▸ Records from a data collection:
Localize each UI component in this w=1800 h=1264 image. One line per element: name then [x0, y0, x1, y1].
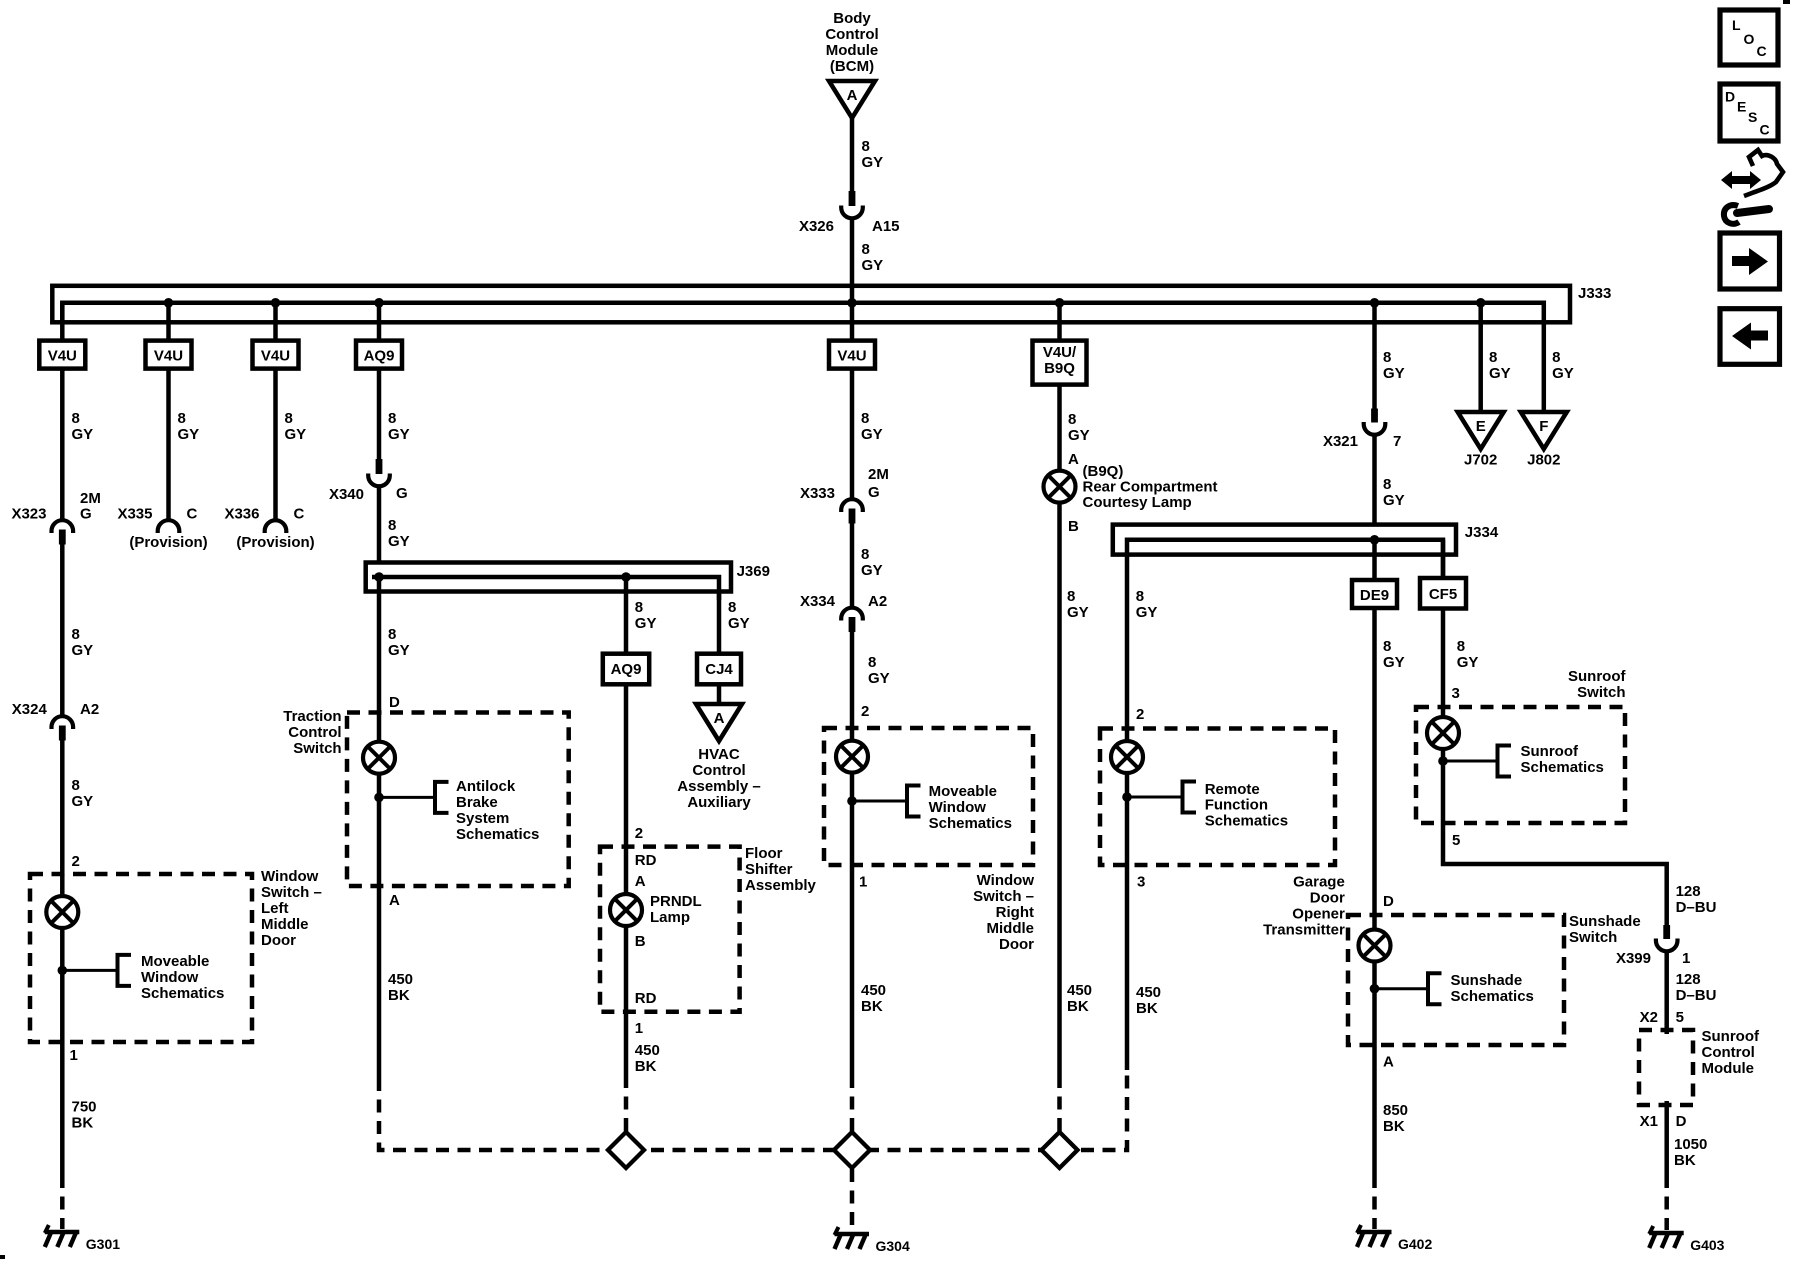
svg-text:DE9: DE9 [1360, 587, 1389, 604]
svg-text:GY: GY [72, 793, 94, 810]
svg-text:GY: GY [1552, 365, 1574, 382]
svg-text:D–BU: D–BU [1676, 899, 1717, 916]
stray mark top-right [1783, 0, 1790, 4]
box V4U/B9Q (column H) [1033, 341, 1087, 385]
svg-text:Door: Door [1310, 890, 1345, 907]
svg-text:BK: BK [1674, 1152, 1696, 1169]
svg-text:Schematics: Schematics [456, 826, 539, 843]
svg-text:C: C [1760, 122, 1770, 138]
wire V4U/B9Q to courtesy lamp [1057, 385, 1062, 1075]
svg-text:Transmitter: Transmitter [1263, 922, 1345, 939]
wire sunroof switch elbow to X399 [1443, 823, 1667, 926]
svg-text:BK: BK [1136, 1000, 1158, 1017]
svg-text:GY: GY [635, 615, 657, 632]
wire J369 to traction control switch [377, 577, 382, 714]
svg-text:3: 3 [1452, 685, 1460, 702]
svg-text:8: 8 [861, 410, 869, 427]
svg-text:128: 128 [1676, 883, 1701, 900]
wire J334 to CF5 [1441, 540, 1446, 578]
svg-text:8: 8 [1383, 476, 1391, 493]
svg-text:GY: GY [178, 426, 200, 443]
svg-text:D: D [1383, 893, 1394, 910]
svg-text:Remote: Remote [1205, 781, 1260, 798]
svg-text:7: 7 [1393, 433, 1401, 450]
svg-text:GY: GY [1067, 604, 1089, 621]
svg-text:J802: J802 [1527, 452, 1560, 469]
component box Floor Shifter Assembly [600, 847, 740, 1012]
box DE9 [1352, 580, 1397, 608]
svg-text:Assembly: Assembly [745, 877, 817, 894]
svg-text:V4U: V4U [48, 348, 77, 365]
svg-text:Moveable: Moveable [141, 953, 209, 970]
svg-text:GY: GY [862, 257, 884, 274]
svg-text:A: A [1383, 1054, 1394, 1071]
svg-text:Control: Control [288, 724, 341, 741]
wire V4U to X335 [166, 369, 171, 520]
svg-text:8: 8 [178, 410, 186, 427]
bus J333 outer rectangle [52, 286, 1570, 323]
wire branch to schematics bracket (right) [852, 800, 907, 803]
bracket Moveable Window Schematics (left) [118, 955, 132, 986]
svg-text:Auxiliary: Auxiliary [687, 794, 751, 811]
component box Window Switch - Left Middle Door [30, 874, 252, 1042]
splice diamond (col E) [608, 1132, 644, 1168]
svg-text:Switch –: Switch – [261, 884, 322, 901]
svg-text:8: 8 [388, 626, 396, 643]
svg-text:GY: GY [1457, 654, 1479, 671]
splice diamond (col G) [834, 1132, 870, 1168]
svg-text:Left: Left [261, 900, 289, 917]
svg-text:8: 8 [1457, 638, 1465, 655]
svg-text:1: 1 [1682, 950, 1690, 967]
wire AQ9 box to floor shifter [624, 684, 629, 847]
ground G304 [835, 1227, 910, 1254]
svg-text:G: G [80, 506, 92, 523]
box V4U (column B) [146, 341, 192, 369]
svg-text:RD: RD [635, 990, 657, 1007]
svg-text:X321: X321 [1323, 433, 1358, 450]
svg-text:D: D [1725, 89, 1735, 105]
junction dot left window switch [58, 966, 68, 976]
lamp right window switch [836, 741, 868, 773]
lamp traction control switch [363, 742, 395, 774]
svg-text:Function: Function [1205, 797, 1268, 814]
svg-text:(Provision): (Provision) [236, 534, 314, 551]
wire J369 to CJ4 box [717, 591, 722, 654]
bus J369 inner conductor [372, 577, 719, 600]
wire V4U to X336 [273, 369, 278, 520]
wire branch to schematics bracket (left) [62, 969, 117, 972]
wire BCM A to X326 [850, 116, 855, 192]
svg-text:B: B [1068, 518, 1079, 535]
wire X323 to X324 [60, 544, 65, 715]
wire inside traction control switch [377, 713, 382, 887]
wire right window switch to ground bus [850, 865, 855, 1075]
wire inside floor shifter [624, 847, 629, 1012]
svg-text:A: A [847, 87, 858, 104]
ground G301 [45, 1225, 120, 1252]
svg-text:8: 8 [868, 654, 876, 671]
ground G402 [1357, 1225, 1432, 1252]
svg-text:Middle: Middle [987, 920, 1035, 937]
connector X326 pin A15 [841, 191, 863, 218]
svg-text:J369: J369 [737, 563, 770, 580]
svg-text:2M: 2M [868, 466, 889, 483]
wire CJ4 to HVAC triangle [717, 684, 722, 705]
connector X323 [52, 520, 74, 544]
svg-text:X333: X333 [800, 485, 835, 502]
junction dot J333/V4U-2 [164, 298, 174, 308]
svg-text:E: E [1476, 418, 1486, 435]
icon button LOC [1720, 10, 1778, 65]
svg-text:GY: GY [861, 426, 883, 443]
svg-text:450: 450 [861, 982, 886, 999]
svg-text:BK: BK [635, 1058, 657, 1075]
svg-text:2M: 2M [80, 490, 101, 507]
svg-text:2: 2 [1136, 706, 1144, 723]
svg-text:Module: Module [826, 42, 879, 59]
wire DE9 to sunshade switch [1372, 608, 1377, 916]
bracket Sunshade Schematics [1428, 973, 1442, 1004]
wire window switch to ground run [60, 1042, 65, 1175]
wire branch to remote schematics bracket [1127, 796, 1183, 799]
svg-text:BK: BK [861, 998, 883, 1015]
svg-text:Schematics: Schematics [1521, 759, 1604, 776]
wire X340 to J369 bus [377, 487, 382, 563]
svg-text:450: 450 [1067, 982, 1092, 999]
svg-text:8: 8 [862, 241, 870, 258]
dashed wire splice to G304 [850, 1169, 855, 1230]
svg-text:8: 8 [1489, 349, 1497, 366]
box CF5 [1420, 578, 1466, 609]
connector X335 (provision) [158, 520, 180, 533]
svg-text:Brake: Brake [456, 794, 498, 811]
svg-text:G: G [396, 485, 408, 502]
svg-text:CF5: CF5 [1429, 586, 1457, 603]
svg-text:Door: Door [999, 936, 1034, 953]
connector triangle A (HVAC) [696, 704, 742, 741]
wire branch to sunroof schematics bracket [1443, 760, 1498, 763]
wire bus drop to box V4U (column B) [166, 303, 171, 341]
svg-text:BK: BK [72, 1115, 94, 1132]
connector X333 [841, 499, 863, 523]
svg-text:GY: GY [862, 154, 884, 171]
wire bus drop to box V4U (column A) [60, 303, 65, 341]
svg-text:Antilock: Antilock [456, 778, 516, 795]
svg-text:Sunroof: Sunroof [1702, 1028, 1760, 1045]
wire branch to sunshade schematics bracket [1375, 987, 1429, 990]
svg-text:GY: GY [1068, 427, 1090, 444]
svg-text:GY: GY [388, 533, 410, 550]
svg-text:8: 8 [1383, 349, 1391, 366]
wire bus drop to box V4U (column G) [850, 303, 855, 341]
svg-text:Window: Window [977, 872, 1035, 889]
stray mark bottom-left [0, 1255, 5, 1259]
wire J333 to X321 [1372, 303, 1377, 409]
svg-text:Sunroof: Sunroof [1521, 743, 1579, 760]
svg-text:X323: X323 [11, 506, 46, 523]
connector triangle F (J802) [1521, 412, 1567, 449]
svg-text:X326: X326 [799, 218, 834, 235]
wire remote function to ground bus [1125, 865, 1130, 1070]
box CJ4 [697, 654, 741, 685]
dashed wire to G402 [1372, 1175, 1377, 1229]
wire inside remote function box [1125, 729, 1130, 866]
svg-text:2: 2 [72, 853, 80, 870]
svg-text:8: 8 [1552, 349, 1560, 366]
wire J334 to DE9 [1372, 540, 1377, 580]
svg-text:Courtesy Lamp: Courtesy Lamp [1083, 494, 1192, 511]
svg-text:G402: G402 [1398, 1236, 1432, 1252]
svg-text:D: D [1676, 1113, 1687, 1130]
svg-text:GY: GY [388, 642, 410, 659]
icon wrench with arrows [1721, 150, 1783, 224]
svg-text:(BCM): (BCM) [830, 58, 874, 75]
connector X340 pin G [368, 459, 390, 486]
connector X399 pin 1 [1656, 925, 1678, 951]
svg-text:Moveable: Moveable [929, 783, 997, 800]
svg-text:2: 2 [635, 825, 643, 842]
junction dot traction switch [374, 793, 384, 803]
dashed wire col H to splice [1057, 1075, 1062, 1150]
svg-text:B9Q: B9Q [1044, 360, 1075, 377]
box AQ9 (column D) [356, 341, 402, 369]
svg-text:G301: G301 [86, 1236, 120, 1252]
wire V4U to X323 [60, 369, 65, 520]
svg-text:2: 2 [861, 703, 869, 720]
svg-text:GY: GY [285, 426, 307, 443]
connector X324 pin A2 [52, 716, 74, 740]
svg-text:J333: J333 [1578, 285, 1611, 302]
svg-text:F: F [1539, 418, 1548, 435]
svg-text:8: 8 [72, 777, 80, 794]
component box Window Switch - Right Middle Door [824, 728, 1033, 865]
svg-text:Middle: Middle [261, 916, 309, 933]
wire J333 to J702 triangle [1478, 303, 1483, 413]
wire X399 to sunroof control module [1664, 952, 1669, 1035]
junction dot J333/AQ9 [374, 298, 384, 308]
svg-text:C: C [294, 506, 305, 523]
svg-text:Sunshade: Sunshade [1451, 972, 1523, 989]
svg-text:Window: Window [141, 969, 199, 986]
svg-text:Shifter: Shifter [745, 861, 793, 878]
svg-text:A2: A2 [80, 701, 99, 718]
svg-text:Switch: Switch [293, 740, 341, 757]
wire inside sunroof switch [1441, 707, 1446, 823]
bracket Antilock Brake System Schematics [435, 782, 449, 813]
ground G403 [1649, 1226, 1724, 1253]
svg-text:Lamp: Lamp [650, 909, 690, 926]
bracket Sunroof Schematics [1498, 746, 1512, 777]
svg-text:Schematics: Schematics [929, 815, 1012, 832]
junction dot J333/X321 [1370, 298, 1380, 308]
lamp left window switch [46, 896, 78, 928]
svg-text:Sunroof: Sunroof [1568, 668, 1626, 685]
junction dot J369/traction wire [374, 572, 384, 582]
bracket Remote Function Schematics [1183, 782, 1197, 813]
svg-text:8: 8 [861, 546, 869, 563]
svg-text:A: A [635, 873, 646, 890]
connector X336 (provision) [265, 520, 287, 533]
svg-text:Schematics: Schematics [1451, 988, 1534, 1005]
svg-text:Floor: Floor [745, 845, 783, 862]
svg-text:G304: G304 [876, 1238, 910, 1254]
svg-text:8: 8 [1136, 588, 1144, 605]
box V4U (column G) [829, 341, 875, 369]
svg-text:GY: GY [72, 426, 94, 443]
component box Sunroof Switch [1416, 707, 1625, 823]
lamp sunshade switch [1359, 930, 1391, 962]
bus J369 outer rectangle [366, 563, 731, 592]
dashed wire col G to splice [850, 1075, 855, 1150]
wire inside right window switch [850, 728, 855, 865]
svg-text:8: 8 [72, 626, 80, 643]
svg-text:V4U: V4U [837, 348, 866, 365]
svg-text:AQ9: AQ9 [611, 661, 642, 678]
dashed wire col E to splice [624, 1075, 629, 1150]
connector X334 pin A2 [841, 608, 863, 632]
svg-text:Switch: Switch [1577, 684, 1625, 701]
svg-text:D–BU: D–BU [1676, 987, 1717, 1004]
svg-text:A: A [389, 892, 400, 909]
svg-text:8: 8 [1383, 638, 1391, 655]
svg-text:HVAC: HVAC [698, 746, 740, 763]
svg-text:G403: G403 [1690, 1237, 1724, 1253]
wire V4U to X333 [850, 369, 855, 498]
svg-text:Switch: Switch [1569, 929, 1617, 946]
svg-text:PRNDL: PRNDL [650, 893, 702, 910]
svg-text:J334: J334 [1465, 524, 1499, 541]
wire X333 to X334 [850, 523, 855, 607]
connector triangle A (BCM) [829, 81, 875, 118]
svg-text:Garage: Garage [1293, 874, 1345, 891]
lamp PRNDL [610, 894, 642, 926]
component box Traction Control Switch [347, 713, 569, 887]
svg-text:1: 1 [635, 1020, 643, 1037]
box AQ9 (column E) [603, 654, 649, 685]
svg-text:GY: GY [1136, 604, 1158, 621]
wire J334 to remote function switch [1125, 554, 1130, 730]
svg-text:850: 850 [1383, 1102, 1408, 1119]
svg-text:E: E [1737, 99, 1746, 115]
svg-text:CJ4: CJ4 [705, 661, 733, 678]
svg-text:5: 5 [1676, 1009, 1684, 1026]
svg-text:V4U: V4U [154, 348, 183, 365]
svg-text:X336: X336 [224, 506, 259, 523]
bracket Moveable Window Schematics (right) [907, 786, 921, 817]
junction dot sunroof switch [1438, 756, 1448, 766]
svg-text:GY: GY [728, 615, 750, 632]
icon button next (right arrow) [1720, 233, 1780, 289]
svg-text:1: 1 [859, 874, 867, 891]
svg-text:X399: X399 [1616, 950, 1651, 967]
svg-text:A15: A15 [872, 218, 900, 235]
svg-text:Body: Body [833, 10, 871, 27]
svg-text:3: 3 [1137, 874, 1145, 891]
svg-text:X334: X334 [800, 593, 836, 610]
svg-text:A: A [714, 710, 725, 727]
svg-text:BK: BK [1383, 1118, 1405, 1135]
svg-text:Right: Right [996, 904, 1034, 921]
svg-text:450: 450 [388, 971, 413, 988]
svg-text:8: 8 [1067, 588, 1075, 605]
svg-text:A2: A2 [868, 593, 887, 610]
svg-text:GY: GY [861, 562, 883, 579]
wire sunshade switch to G402 [1372, 1045, 1377, 1175]
dashed wire to G301 [60, 1175, 65, 1229]
svg-text:Module: Module [1702, 1060, 1755, 1077]
svg-text:5: 5 [1452, 832, 1460, 849]
svg-text:8: 8 [388, 517, 396, 534]
junction dot J333/V4U-3 [271, 298, 281, 308]
svg-text:RD: RD [635, 852, 657, 869]
junction dot J369/AQ9 lamp wire [621, 572, 631, 582]
svg-text:Control: Control [1702, 1044, 1755, 1061]
svg-text:AQ9: AQ9 [364, 348, 395, 365]
wire floor shifter to ground bus [624, 1012, 629, 1075]
wire traction switch to ground bus [377, 886, 382, 1078]
splice diamond (col H) [1042, 1132, 1078, 1168]
svg-text:450: 450 [1136, 984, 1161, 1001]
svg-text:A: A [1068, 451, 1079, 468]
svg-text:Schematics: Schematics [1205, 812, 1288, 829]
junction dot J334/DE9 wire [1370, 535, 1380, 545]
svg-text:System: System [456, 810, 509, 827]
svg-text:750: 750 [72, 1099, 97, 1116]
wire CF5 to sunroof switch [1441, 609, 1446, 709]
svg-text:X1: X1 [1640, 1113, 1658, 1130]
component box Sunshade Switch [1348, 915, 1564, 1045]
svg-text:1050: 1050 [1674, 1136, 1707, 1153]
svg-text:Opener: Opener [1292, 906, 1345, 923]
svg-text:8: 8 [285, 410, 293, 427]
wire bus drop to box V4U/B9Q [1057, 303, 1062, 341]
svg-text:GY: GY [868, 670, 890, 687]
svg-text:Assembly –: Assembly – [677, 778, 760, 795]
svg-text:S: S [1748, 109, 1757, 125]
component box Remote Function (garage door opener) [1100, 729, 1335, 866]
dashed ground bus wire [379, 1070, 1127, 1150]
component box Sunroof Control Module [1639, 1030, 1693, 1105]
svg-text:Rear Compartment: Rear Compartment [1083, 479, 1218, 496]
connector X321 pin 7 [1364, 409, 1386, 435]
svg-text:8: 8 [635, 599, 643, 616]
junction dot remote function [1122, 792, 1132, 802]
junction dot J333/J702 [1476, 298, 1486, 308]
wire X326 to J333 bus [850, 218, 855, 303]
svg-text:8: 8 [862, 138, 870, 155]
svg-text:128: 128 [1676, 971, 1701, 988]
svg-text:X340: X340 [329, 486, 364, 503]
svg-text:GY: GY [72, 642, 94, 659]
junction dot sunshade switch [1370, 984, 1380, 994]
svg-text:Schematics: Schematics [141, 985, 224, 1002]
svg-text:L: L [1732, 17, 1741, 33]
svg-text:8: 8 [388, 410, 396, 427]
svg-text:Window: Window [929, 799, 987, 816]
dashed wire to G403 [1664, 1175, 1669, 1230]
junction dot J333/BCM wire [847, 298, 857, 308]
svg-text:(Provision): (Provision) [129, 534, 207, 551]
svg-text:(B9Q): (B9Q) [1083, 463, 1124, 480]
lamp sunroof switch [1427, 717, 1459, 749]
wire inside left window switch [60, 874, 65, 1042]
svg-text:450: 450 [635, 1042, 660, 1059]
svg-text:8: 8 [72, 410, 80, 427]
svg-text:8: 8 [1068, 411, 1076, 428]
svg-text:1: 1 [70, 1047, 78, 1064]
lamp remote function [1111, 741, 1143, 773]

▸ Written task: Change "wire" to "cable" in the items from the line with "svg-text:DE9: DE9 [1360, 587, 1389, 604]" up to and including the line with "svg-text:128: 128 [1676, 883, 1701, 900]", leaving everything else in those lines unchanged. Give only those lines.

▸ Finished exercise:
svg-text:DE9: DE9 [1360, 587, 1389, 604]
svg-text:GY: GY [72, 793, 94, 810]
svg-text:GY: GY [1552, 365, 1574, 382]
svg-text:D–BU: D–BU [1676, 899, 1717, 916]
stray mark top-right [1783, 0, 1790, 4]
box V4U/B9Q (column H) [1033, 341, 1087, 385]
svg-text:Door: Door [1310, 890, 1345, 907]
svg-text:BK: BK [1674, 1152, 1696, 1169]
svg-text:Schematics: Schematics [456, 826, 539, 843]
svg-text:C: C [1760, 122, 1770, 138]
cable V4U/B9Q to courtesy lamp [1057, 385, 1062, 1075]
svg-text:Transmitter: Transmitter [1263, 922, 1345, 939]
cable sunroof switch elbow to X399 [1443, 823, 1667, 926]
svg-text:BK: BK [1136, 1000, 1158, 1017]
svg-text:GY: GY [635, 615, 657, 632]
cable J369 to traction control switch [377, 577, 382, 714]
svg-text:3: 3 [1452, 685, 1460, 702]
svg-text:8: 8 [861, 410, 869, 427]
svg-text:128: 128 [1676, 883, 1701, 900]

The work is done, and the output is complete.